(What to work on) Find the word "Inventory" in the data. Return every line where it appears.
----------------
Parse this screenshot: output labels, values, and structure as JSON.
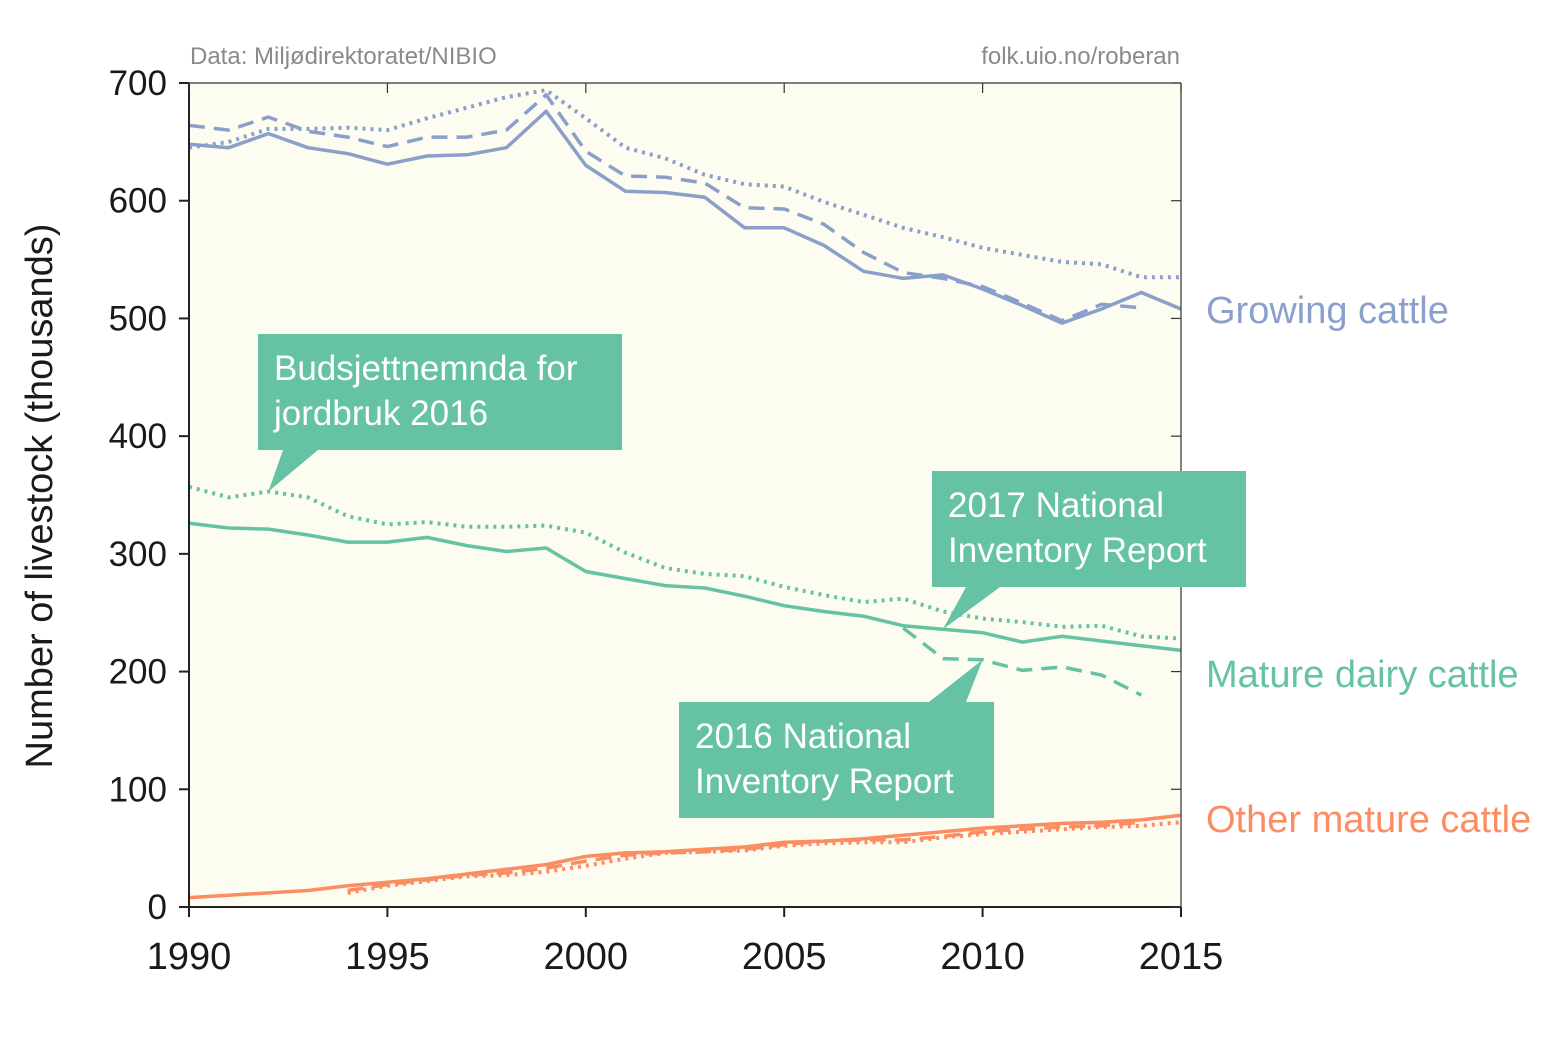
{
  "chart_data": {
    "type": "line",
    "source_left": "Data: Miljødirektoratet/NIBIO",
    "source_right": "folk.uio.no/roberan",
    "ylabel": "Number of livestock (thousands)",
    "xlabel": "",
    "xlim": [
      1990,
      2015
    ],
    "ylim": [
      0,
      700
    ],
    "xticks": [
      1990,
      1995,
      2000,
      2005,
      2010,
      2015
    ],
    "yticks": [
      0,
      100,
      200,
      300,
      400,
      500,
      600,
      700
    ],
    "grid": false,
    "background": "#fdfcf0",
    "colors": {
      "growing": "#8b9fcb",
      "dairy": "#66c2a5",
      "other": "#fc8d62",
      "callout": "#66c2a5"
    },
    "line_styles": {
      "solid": "2017 National Inventory Report",
      "dashed": "2016 National Inventory Report",
      "dotted": "Budsjettnemnda for jordbruk 2016"
    },
    "series": [
      {
        "name": "Growing cattle",
        "group": "growing",
        "style": "solid",
        "x": [
          1990,
          1991,
          1992,
          1993,
          1994,
          1995,
          1996,
          1997,
          1998,
          1999,
          2000,
          2001,
          2002,
          2003,
          2004,
          2005,
          2006,
          2007,
          2008,
          2009,
          2010,
          2011,
          2012,
          2013,
          2014,
          2015
        ],
        "y": [
          648,
          645,
          657,
          645,
          640,
          631,
          638,
          639,
          645,
          676,
          630,
          608,
          607,
          603,
          577,
          577,
          562,
          540,
          534,
          537,
          525,
          511,
          496,
          508,
          522,
          508
        ]
      },
      {
        "name": "Growing cattle",
        "group": "growing",
        "style": "dashed",
        "x": [
          1990,
          1991,
          1992,
          1993,
          1994,
          1995,
          1996,
          1997,
          1998,
          1999,
          2000,
          2001,
          2002,
          2003,
          2004,
          2005,
          2006,
          2007,
          2008,
          2009,
          2010,
          2011,
          2012,
          2013,
          2014
        ],
        "y": [
          664,
          660,
          671,
          659,
          654,
          646,
          654,
          654,
          660,
          690,
          642,
          621,
          620,
          615,
          594,
          593,
          580,
          556,
          539,
          534,
          527,
          513,
          498,
          512,
          509
        ]
      },
      {
        "name": "Growing cattle",
        "group": "growing",
        "style": "dotted",
        "x": [
          1990,
          1991,
          1992,
          1993,
          1994,
          1995,
          1996,
          1997,
          1998,
          1999,
          2000,
          2001,
          2002,
          2003,
          2004,
          2005,
          2006,
          2007,
          2008,
          2009,
          2010,
          2011,
          2012,
          2013,
          2014,
          2015
        ],
        "y": [
          645,
          650,
          661,
          661,
          662,
          660,
          670,
          679,
          688,
          694,
          670,
          645,
          636,
          622,
          614,
          612,
          599,
          588,
          577,
          569,
          560,
          554,
          548,
          546,
          535,
          535
        ]
      },
      {
        "name": "Mature dairy cattle",
        "group": "dairy",
        "style": "solid",
        "x": [
          1990,
          1991,
          1992,
          1993,
          1994,
          1995,
          1996,
          1997,
          1998,
          1999,
          2000,
          2001,
          2002,
          2003,
          2004,
          2005,
          2006,
          2007,
          2008,
          2009,
          2010,
          2011,
          2012,
          2013,
          2014,
          2015
        ],
        "y": [
          326,
          322,
          321,
          316,
          310,
          310,
          314,
          307,
          302,
          305,
          285,
          279,
          273,
          271,
          264,
          256,
          251,
          247,
          239,
          236,
          233,
          225,
          230,
          226,
          222,
          218
        ]
      },
      {
        "name": "Mature dairy cattle",
        "group": "dairy",
        "style": "dashed",
        "x": [
          2008,
          2009,
          2010,
          2011,
          2012,
          2013,
          2014
        ],
        "y": [
          237,
          211,
          210,
          201,
          204,
          197,
          180
        ]
      },
      {
        "name": "Mature dairy cattle",
        "group": "dairy",
        "style": "dotted",
        "x": [
          1990,
          1991,
          1992,
          1993,
          1994,
          1995,
          1996,
          1997,
          1998,
          1999,
          2000,
          2001,
          2002,
          2003,
          2004,
          2005,
          2006,
          2007,
          2008,
          2009,
          2010,
          2011,
          2012,
          2013,
          2014,
          2015
        ],
        "y": [
          357,
          348,
          353,
          348,
          332,
          325,
          327,
          323,
          323,
          324,
          318,
          301,
          288,
          283,
          281,
          272,
          265,
          259,
          262,
          251,
          245,
          242,
          238,
          239,
          230,
          228
        ]
      },
      {
        "name": "Other mature cattle",
        "group": "other",
        "style": "solid",
        "x": [
          1990,
          1991,
          1992,
          1993,
          1994,
          1995,
          1996,
          1997,
          1998,
          1999,
          2000,
          2001,
          2002,
          2003,
          2004,
          2005,
          2006,
          2007,
          2008,
          2009,
          2010,
          2011,
          2012,
          2013,
          2014,
          2015
        ],
        "y": [
          8,
          10,
          12,
          14,
          18,
          21,
          24,
          28,
          32,
          36,
          43,
          46,
          47,
          49,
          51,
          55,
          56,
          58,
          61,
          64,
          67,
          69,
          71,
          72,
          74,
          78
        ]
      },
      {
        "name": "Other mature cattle",
        "group": "other",
        "style": "dashed",
        "x": [
          1994,
          1995,
          1996,
          1997,
          1998,
          1999,
          2000,
          2001,
          2002,
          2003,
          2004,
          2005,
          2006,
          2007,
          2008,
          2009,
          2010,
          2011,
          2012,
          2013,
          2014
        ],
        "y": [
          14,
          19,
          23,
          27,
          29,
          33,
          39,
          44,
          46,
          47,
          49,
          53,
          56,
          57,
          57,
          60,
          64,
          66,
          68,
          69,
          72
        ]
      },
      {
        "name": "Other mature cattle",
        "group": "other",
        "style": "dotted",
        "x": [
          1994,
          1995,
          1996,
          1997,
          1998,
          1999,
          2000,
          2001,
          2002,
          2003,
          2004,
          2005,
          2006,
          2007,
          2008,
          2009,
          2010,
          2011,
          2012,
          2013,
          2014,
          2015
        ],
        "y": [
          12,
          18,
          22,
          26,
          27,
          30,
          35,
          41,
          46,
          47,
          48,
          52,
          54,
          55,
          55,
          59,
          62,
          64,
          66,
          68,
          69,
          72
        ]
      }
    ],
    "series_labels": [
      {
        "text": "Growing cattle",
        "group": "growing"
      },
      {
        "text": "Mature dairy cattle",
        "group": "dairy"
      },
      {
        "text": "Other mature cattle",
        "group": "other"
      }
    ],
    "annotations": [
      {
        "id": "budsjett",
        "lines": [
          "Budsjettnemnda for",
          "jordbruk 2016"
        ],
        "points_to": {
          "x": 1992,
          "y": 353
        }
      },
      {
        "id": "nir2017",
        "lines": [
          "2017 National",
          "Inventory Report"
        ],
        "points_to": {
          "x": 2009,
          "y": 236
        }
      },
      {
        "id": "nir2016",
        "lines": [
          "2016 National",
          "Inventory Report"
        ],
        "points_to": {
          "x": 2010,
          "y": 210
        }
      }
    ]
  }
}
----------------
(Response to the task)
      "solid": "2017 National Inventory Report",
      "dashed": "2016 National Inventory Report",
          "Inventory Report"
          "Inventory Report"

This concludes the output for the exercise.